Pull out every line in the listing below that contains the string "phase", treating uppercase and lowercase as different, and copy each of those lines.
######
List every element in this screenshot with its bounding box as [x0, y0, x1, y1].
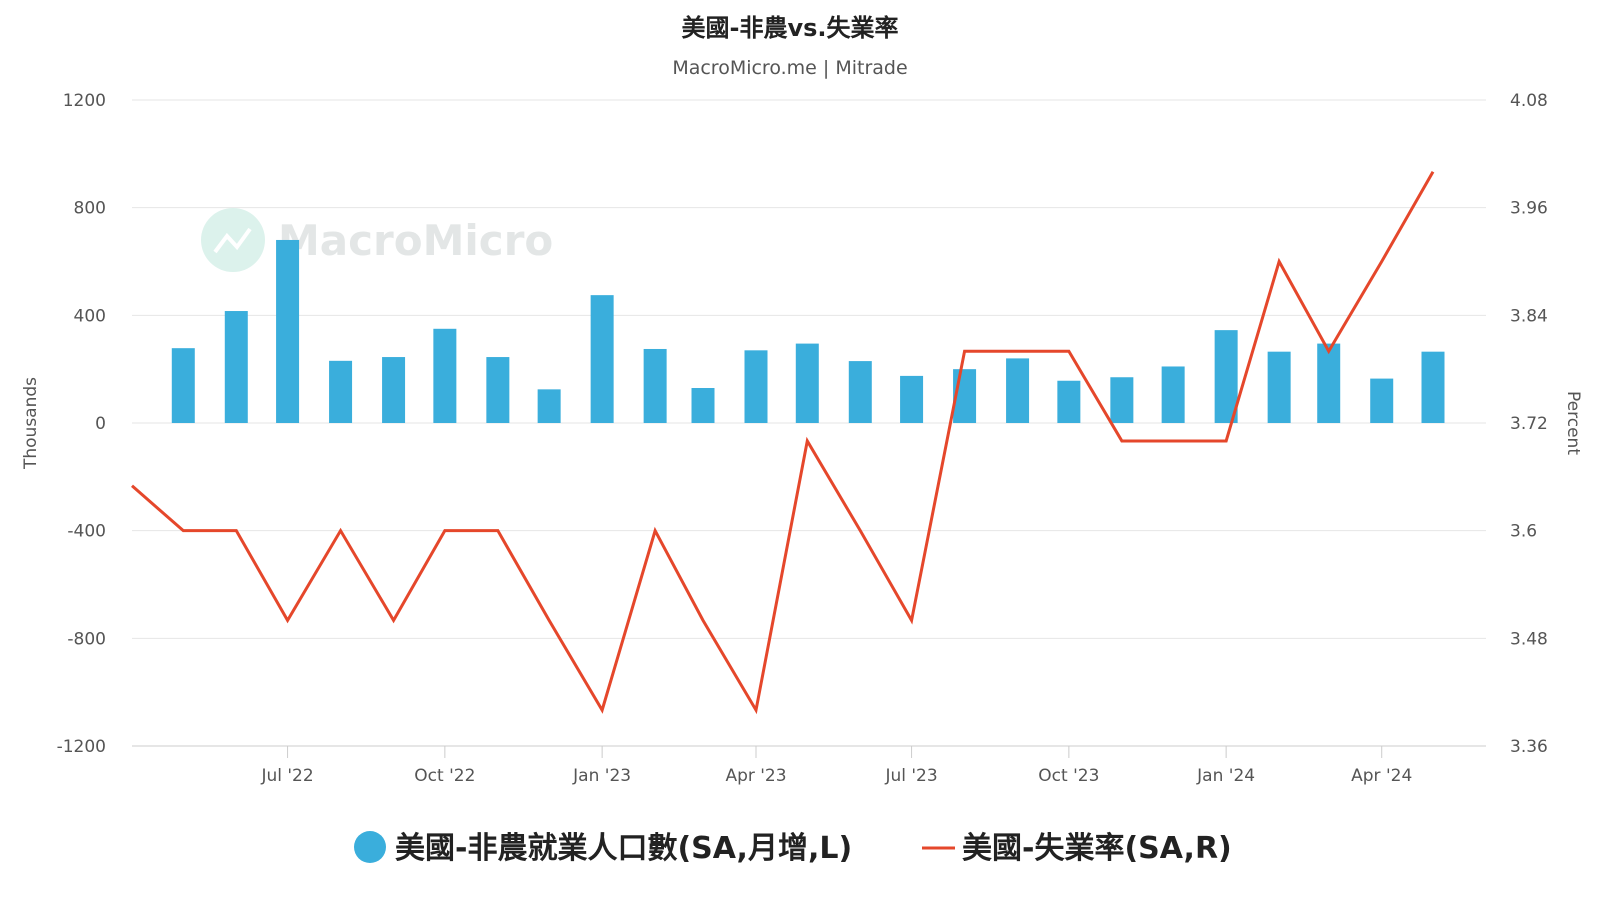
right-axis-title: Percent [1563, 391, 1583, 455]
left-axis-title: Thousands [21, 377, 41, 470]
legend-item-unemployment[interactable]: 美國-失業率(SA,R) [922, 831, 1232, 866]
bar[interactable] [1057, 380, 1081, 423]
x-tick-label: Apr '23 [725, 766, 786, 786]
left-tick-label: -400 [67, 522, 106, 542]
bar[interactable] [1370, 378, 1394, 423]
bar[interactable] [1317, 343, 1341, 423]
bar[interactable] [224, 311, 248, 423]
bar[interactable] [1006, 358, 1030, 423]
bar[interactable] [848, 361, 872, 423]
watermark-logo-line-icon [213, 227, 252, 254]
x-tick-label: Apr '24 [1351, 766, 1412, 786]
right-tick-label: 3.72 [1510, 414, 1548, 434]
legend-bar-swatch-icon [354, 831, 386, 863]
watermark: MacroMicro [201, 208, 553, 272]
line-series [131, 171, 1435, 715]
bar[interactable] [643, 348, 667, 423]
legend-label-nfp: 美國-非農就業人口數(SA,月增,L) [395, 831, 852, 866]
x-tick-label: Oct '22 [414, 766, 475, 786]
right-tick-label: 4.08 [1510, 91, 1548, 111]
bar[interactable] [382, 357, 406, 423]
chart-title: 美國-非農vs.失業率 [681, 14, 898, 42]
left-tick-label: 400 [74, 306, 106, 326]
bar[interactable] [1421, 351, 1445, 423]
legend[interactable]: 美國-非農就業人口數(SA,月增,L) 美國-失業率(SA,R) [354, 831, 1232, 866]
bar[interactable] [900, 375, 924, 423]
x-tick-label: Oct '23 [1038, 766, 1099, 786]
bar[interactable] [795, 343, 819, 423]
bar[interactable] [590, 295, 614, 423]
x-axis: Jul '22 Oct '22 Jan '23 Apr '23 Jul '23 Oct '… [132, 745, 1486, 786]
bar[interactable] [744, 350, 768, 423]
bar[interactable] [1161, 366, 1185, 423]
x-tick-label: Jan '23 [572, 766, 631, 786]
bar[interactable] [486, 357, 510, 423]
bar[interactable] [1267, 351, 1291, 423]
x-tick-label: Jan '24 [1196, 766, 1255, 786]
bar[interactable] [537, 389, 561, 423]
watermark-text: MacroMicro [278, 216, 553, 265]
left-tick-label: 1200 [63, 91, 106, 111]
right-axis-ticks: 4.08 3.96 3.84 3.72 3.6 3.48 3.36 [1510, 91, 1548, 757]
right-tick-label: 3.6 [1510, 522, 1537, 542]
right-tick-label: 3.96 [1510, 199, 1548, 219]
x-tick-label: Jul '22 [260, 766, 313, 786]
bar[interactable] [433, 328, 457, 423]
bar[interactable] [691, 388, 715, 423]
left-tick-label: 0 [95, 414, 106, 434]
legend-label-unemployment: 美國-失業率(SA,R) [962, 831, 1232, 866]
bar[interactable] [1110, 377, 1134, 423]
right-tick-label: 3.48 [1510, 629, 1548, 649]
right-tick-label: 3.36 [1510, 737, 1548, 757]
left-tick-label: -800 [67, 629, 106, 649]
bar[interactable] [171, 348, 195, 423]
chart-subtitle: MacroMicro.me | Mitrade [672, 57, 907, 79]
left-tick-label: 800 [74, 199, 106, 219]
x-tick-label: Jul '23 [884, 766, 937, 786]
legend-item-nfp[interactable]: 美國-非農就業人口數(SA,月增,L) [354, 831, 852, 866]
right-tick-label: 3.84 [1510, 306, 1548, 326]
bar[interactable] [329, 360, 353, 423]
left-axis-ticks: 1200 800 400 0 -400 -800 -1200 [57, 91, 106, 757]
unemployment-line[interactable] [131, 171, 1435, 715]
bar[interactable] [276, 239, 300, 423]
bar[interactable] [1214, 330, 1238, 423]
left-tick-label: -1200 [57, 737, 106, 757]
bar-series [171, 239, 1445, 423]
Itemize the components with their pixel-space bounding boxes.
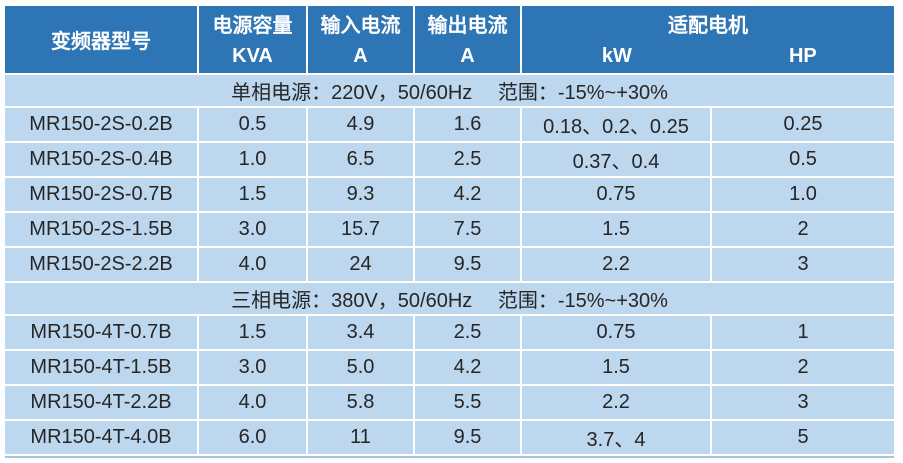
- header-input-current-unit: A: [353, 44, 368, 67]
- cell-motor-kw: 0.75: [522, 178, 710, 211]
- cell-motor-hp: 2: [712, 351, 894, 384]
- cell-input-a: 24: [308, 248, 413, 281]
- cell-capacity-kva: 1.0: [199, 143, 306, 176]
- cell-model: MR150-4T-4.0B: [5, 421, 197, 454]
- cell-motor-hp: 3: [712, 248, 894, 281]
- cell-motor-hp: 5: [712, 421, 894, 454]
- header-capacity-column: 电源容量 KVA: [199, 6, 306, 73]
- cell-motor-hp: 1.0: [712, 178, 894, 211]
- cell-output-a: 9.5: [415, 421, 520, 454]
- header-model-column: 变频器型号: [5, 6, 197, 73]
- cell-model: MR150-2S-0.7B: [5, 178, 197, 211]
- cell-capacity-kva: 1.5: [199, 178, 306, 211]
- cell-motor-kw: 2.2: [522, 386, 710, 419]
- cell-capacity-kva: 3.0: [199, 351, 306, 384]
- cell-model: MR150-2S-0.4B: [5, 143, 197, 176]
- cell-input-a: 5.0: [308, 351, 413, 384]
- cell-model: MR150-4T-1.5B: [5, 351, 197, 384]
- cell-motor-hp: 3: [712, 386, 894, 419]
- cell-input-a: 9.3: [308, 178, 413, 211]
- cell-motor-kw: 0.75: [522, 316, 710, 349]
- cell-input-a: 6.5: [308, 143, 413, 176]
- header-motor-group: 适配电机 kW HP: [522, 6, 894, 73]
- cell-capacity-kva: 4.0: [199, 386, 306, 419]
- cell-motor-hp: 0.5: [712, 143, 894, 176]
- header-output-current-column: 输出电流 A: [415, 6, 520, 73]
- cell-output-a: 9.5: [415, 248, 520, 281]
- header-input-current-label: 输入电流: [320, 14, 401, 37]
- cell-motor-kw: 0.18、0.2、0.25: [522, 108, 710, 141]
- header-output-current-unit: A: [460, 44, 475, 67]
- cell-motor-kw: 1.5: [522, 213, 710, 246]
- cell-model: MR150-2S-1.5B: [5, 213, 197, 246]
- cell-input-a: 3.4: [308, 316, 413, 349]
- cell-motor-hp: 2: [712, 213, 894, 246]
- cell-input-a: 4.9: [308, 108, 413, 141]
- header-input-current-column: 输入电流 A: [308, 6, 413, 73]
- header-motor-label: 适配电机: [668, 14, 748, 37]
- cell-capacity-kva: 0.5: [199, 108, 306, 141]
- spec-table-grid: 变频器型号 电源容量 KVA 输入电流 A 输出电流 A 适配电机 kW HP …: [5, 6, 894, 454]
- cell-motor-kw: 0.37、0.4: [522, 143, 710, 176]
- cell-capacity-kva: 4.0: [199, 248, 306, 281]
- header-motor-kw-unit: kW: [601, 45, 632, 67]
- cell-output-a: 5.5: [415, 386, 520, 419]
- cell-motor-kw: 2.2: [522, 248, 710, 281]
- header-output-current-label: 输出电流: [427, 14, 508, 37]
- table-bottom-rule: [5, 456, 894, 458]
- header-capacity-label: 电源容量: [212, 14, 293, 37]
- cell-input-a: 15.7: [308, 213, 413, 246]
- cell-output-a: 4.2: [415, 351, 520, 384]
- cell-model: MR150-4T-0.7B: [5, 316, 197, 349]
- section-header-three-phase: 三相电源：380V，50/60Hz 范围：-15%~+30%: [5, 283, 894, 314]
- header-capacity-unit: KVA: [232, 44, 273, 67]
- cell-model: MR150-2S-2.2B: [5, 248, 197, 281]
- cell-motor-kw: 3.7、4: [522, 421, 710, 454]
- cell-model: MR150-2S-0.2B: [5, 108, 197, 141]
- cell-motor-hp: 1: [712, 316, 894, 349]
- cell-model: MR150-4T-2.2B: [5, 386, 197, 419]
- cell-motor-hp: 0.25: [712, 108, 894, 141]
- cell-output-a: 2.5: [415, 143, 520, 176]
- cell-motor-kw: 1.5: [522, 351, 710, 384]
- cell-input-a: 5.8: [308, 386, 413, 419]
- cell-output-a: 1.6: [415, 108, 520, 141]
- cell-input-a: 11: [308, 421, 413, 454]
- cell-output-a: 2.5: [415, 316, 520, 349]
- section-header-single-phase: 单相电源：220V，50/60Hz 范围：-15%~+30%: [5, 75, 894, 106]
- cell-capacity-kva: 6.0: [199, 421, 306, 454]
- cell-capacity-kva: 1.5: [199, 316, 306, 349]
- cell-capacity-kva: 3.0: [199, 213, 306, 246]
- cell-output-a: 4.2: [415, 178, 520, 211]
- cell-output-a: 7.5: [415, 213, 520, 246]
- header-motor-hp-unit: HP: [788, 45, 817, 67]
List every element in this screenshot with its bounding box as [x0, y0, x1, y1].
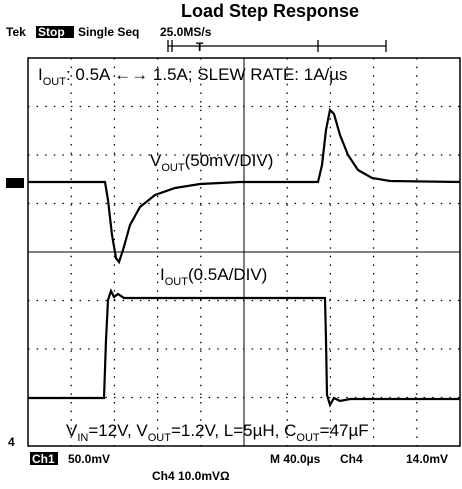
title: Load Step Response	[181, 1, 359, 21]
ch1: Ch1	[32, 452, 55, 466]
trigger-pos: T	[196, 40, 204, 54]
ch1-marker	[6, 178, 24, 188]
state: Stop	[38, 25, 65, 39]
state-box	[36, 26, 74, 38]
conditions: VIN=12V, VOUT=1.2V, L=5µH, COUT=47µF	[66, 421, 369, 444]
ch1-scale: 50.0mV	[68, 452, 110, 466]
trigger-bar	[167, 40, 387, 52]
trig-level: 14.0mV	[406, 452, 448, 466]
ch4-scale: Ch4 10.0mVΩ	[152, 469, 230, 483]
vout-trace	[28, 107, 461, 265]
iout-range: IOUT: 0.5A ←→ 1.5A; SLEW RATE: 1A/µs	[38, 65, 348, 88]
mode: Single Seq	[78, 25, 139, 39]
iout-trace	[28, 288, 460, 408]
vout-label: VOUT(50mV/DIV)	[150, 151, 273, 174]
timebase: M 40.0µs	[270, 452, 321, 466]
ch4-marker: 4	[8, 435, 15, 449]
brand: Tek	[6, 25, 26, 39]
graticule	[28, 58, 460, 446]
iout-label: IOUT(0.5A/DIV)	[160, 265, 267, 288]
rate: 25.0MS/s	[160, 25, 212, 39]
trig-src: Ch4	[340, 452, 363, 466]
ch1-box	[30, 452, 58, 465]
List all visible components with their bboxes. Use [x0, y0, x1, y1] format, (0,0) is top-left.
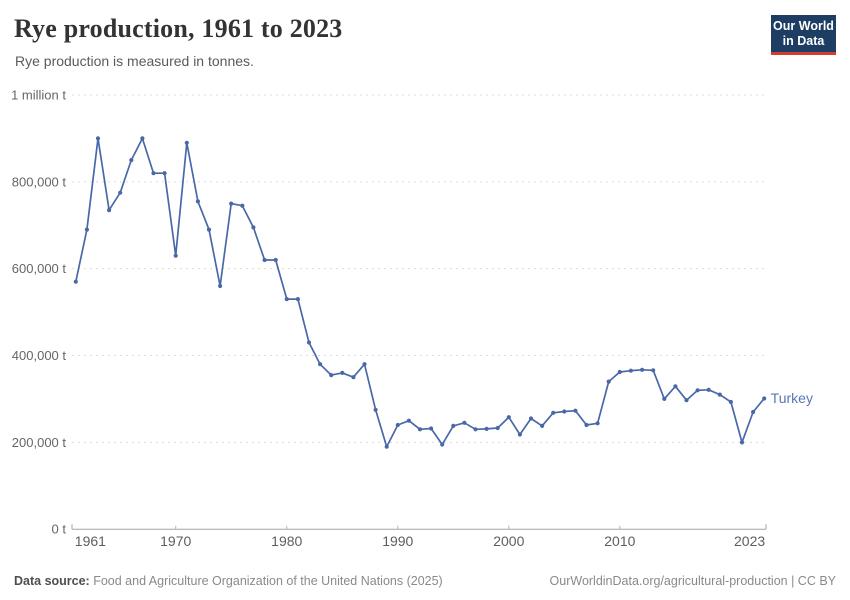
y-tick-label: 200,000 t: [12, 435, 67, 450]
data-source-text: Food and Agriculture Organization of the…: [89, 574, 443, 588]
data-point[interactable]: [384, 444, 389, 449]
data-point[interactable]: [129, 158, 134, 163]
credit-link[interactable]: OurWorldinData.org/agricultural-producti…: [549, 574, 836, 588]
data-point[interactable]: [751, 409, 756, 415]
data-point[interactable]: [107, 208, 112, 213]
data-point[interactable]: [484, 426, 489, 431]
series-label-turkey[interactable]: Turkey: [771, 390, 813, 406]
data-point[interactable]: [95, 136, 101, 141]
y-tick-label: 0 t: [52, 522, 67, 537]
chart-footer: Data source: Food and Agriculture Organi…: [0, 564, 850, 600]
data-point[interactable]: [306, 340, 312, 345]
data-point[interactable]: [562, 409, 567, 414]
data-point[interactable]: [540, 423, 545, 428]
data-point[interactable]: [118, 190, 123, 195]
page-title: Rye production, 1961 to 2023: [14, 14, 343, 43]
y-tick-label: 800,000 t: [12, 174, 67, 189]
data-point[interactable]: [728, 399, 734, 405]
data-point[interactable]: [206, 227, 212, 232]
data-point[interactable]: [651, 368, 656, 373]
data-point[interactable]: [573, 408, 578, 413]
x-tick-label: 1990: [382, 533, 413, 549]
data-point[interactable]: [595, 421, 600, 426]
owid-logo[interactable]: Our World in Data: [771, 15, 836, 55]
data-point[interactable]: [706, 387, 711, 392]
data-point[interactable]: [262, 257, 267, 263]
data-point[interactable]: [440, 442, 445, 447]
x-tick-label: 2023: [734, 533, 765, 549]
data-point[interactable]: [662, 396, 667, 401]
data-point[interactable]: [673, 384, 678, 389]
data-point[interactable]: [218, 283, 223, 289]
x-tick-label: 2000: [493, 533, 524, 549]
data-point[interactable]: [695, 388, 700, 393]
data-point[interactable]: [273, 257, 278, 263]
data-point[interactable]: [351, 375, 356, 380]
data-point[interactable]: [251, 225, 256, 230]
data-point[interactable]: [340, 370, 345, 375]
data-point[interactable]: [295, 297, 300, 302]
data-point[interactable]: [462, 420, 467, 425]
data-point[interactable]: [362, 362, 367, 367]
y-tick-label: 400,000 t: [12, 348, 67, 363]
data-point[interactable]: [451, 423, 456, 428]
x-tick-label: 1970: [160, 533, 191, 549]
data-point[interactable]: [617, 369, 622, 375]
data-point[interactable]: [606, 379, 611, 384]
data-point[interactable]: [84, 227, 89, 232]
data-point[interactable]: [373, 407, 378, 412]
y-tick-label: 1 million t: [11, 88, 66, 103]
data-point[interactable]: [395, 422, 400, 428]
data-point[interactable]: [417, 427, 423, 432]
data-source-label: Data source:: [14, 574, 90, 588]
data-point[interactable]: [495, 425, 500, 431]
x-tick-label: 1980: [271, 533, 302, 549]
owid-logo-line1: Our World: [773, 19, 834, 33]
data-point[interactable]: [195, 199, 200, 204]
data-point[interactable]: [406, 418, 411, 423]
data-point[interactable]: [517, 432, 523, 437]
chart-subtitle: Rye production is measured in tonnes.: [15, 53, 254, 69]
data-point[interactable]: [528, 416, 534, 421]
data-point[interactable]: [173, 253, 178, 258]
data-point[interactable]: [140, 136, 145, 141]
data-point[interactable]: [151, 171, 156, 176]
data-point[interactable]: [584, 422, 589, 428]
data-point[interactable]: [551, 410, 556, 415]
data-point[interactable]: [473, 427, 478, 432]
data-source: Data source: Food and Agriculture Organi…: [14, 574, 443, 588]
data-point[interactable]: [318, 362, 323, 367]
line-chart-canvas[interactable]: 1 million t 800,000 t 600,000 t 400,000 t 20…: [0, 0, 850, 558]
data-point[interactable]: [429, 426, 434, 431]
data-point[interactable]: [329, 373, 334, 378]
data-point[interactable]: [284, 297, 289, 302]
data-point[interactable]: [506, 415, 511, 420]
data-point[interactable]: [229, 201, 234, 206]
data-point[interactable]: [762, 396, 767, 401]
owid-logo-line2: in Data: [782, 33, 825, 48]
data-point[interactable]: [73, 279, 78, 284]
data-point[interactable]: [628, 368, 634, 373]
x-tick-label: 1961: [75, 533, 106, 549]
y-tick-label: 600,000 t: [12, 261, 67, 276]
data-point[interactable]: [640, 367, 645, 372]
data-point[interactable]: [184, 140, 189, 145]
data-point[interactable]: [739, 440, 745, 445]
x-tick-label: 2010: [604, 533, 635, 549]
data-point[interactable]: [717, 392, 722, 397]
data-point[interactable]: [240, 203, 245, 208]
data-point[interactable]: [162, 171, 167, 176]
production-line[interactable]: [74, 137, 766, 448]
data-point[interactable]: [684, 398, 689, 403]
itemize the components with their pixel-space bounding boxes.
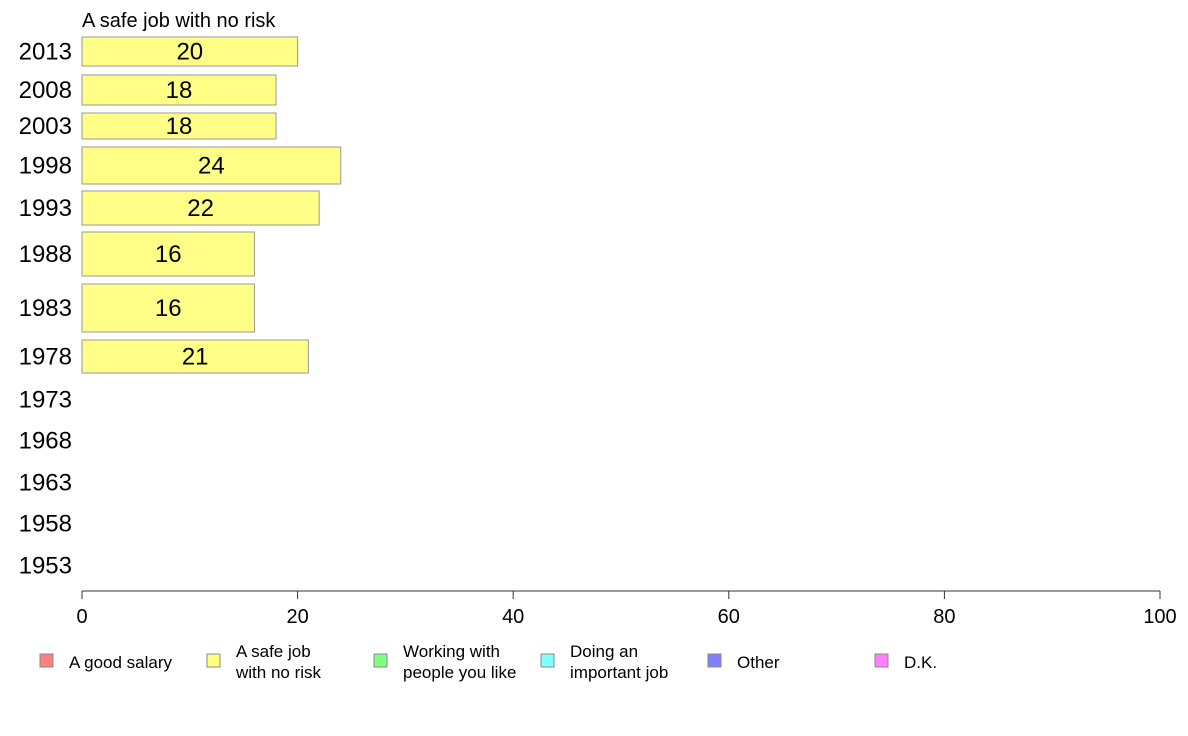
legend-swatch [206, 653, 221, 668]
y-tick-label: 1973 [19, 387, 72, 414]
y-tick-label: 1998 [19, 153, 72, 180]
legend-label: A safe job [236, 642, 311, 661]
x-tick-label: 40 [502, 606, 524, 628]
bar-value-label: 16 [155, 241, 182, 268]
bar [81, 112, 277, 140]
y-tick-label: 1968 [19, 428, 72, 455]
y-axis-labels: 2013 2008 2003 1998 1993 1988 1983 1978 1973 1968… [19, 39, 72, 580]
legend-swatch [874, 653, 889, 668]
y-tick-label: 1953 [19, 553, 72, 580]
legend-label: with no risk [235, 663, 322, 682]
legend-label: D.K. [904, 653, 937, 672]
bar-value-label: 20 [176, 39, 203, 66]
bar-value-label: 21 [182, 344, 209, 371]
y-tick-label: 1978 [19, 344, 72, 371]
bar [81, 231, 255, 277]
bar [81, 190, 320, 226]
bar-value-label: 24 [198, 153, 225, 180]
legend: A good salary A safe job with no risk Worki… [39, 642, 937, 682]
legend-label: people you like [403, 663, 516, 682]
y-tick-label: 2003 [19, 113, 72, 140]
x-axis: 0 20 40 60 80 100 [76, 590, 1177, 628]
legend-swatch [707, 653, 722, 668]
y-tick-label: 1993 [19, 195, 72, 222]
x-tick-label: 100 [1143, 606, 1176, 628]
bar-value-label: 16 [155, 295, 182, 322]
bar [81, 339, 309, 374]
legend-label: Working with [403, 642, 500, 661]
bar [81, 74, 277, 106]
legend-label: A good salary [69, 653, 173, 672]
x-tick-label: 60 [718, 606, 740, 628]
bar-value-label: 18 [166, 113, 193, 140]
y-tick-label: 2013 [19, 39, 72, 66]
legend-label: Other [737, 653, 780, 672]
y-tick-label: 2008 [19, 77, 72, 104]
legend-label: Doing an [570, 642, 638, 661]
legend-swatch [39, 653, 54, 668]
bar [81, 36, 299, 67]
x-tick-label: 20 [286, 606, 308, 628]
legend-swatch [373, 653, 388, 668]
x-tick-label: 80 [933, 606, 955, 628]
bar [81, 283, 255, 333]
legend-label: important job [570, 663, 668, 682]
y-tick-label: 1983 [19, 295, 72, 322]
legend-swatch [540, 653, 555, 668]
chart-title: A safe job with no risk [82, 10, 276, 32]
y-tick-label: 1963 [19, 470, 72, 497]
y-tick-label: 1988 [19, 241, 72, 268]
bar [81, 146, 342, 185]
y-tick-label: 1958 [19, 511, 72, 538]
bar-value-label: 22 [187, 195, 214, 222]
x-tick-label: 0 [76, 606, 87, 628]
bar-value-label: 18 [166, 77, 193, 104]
######
### [Solution to the exercise]
- section-header-three-phase: 三相电源：380V，50/60Hz 范围：-15%~+30%: [5, 283, 894, 314]
- section-header-single-phase: 单相电源：220V，50/60Hz 范围：-15%~+30%: [5, 75, 894, 106]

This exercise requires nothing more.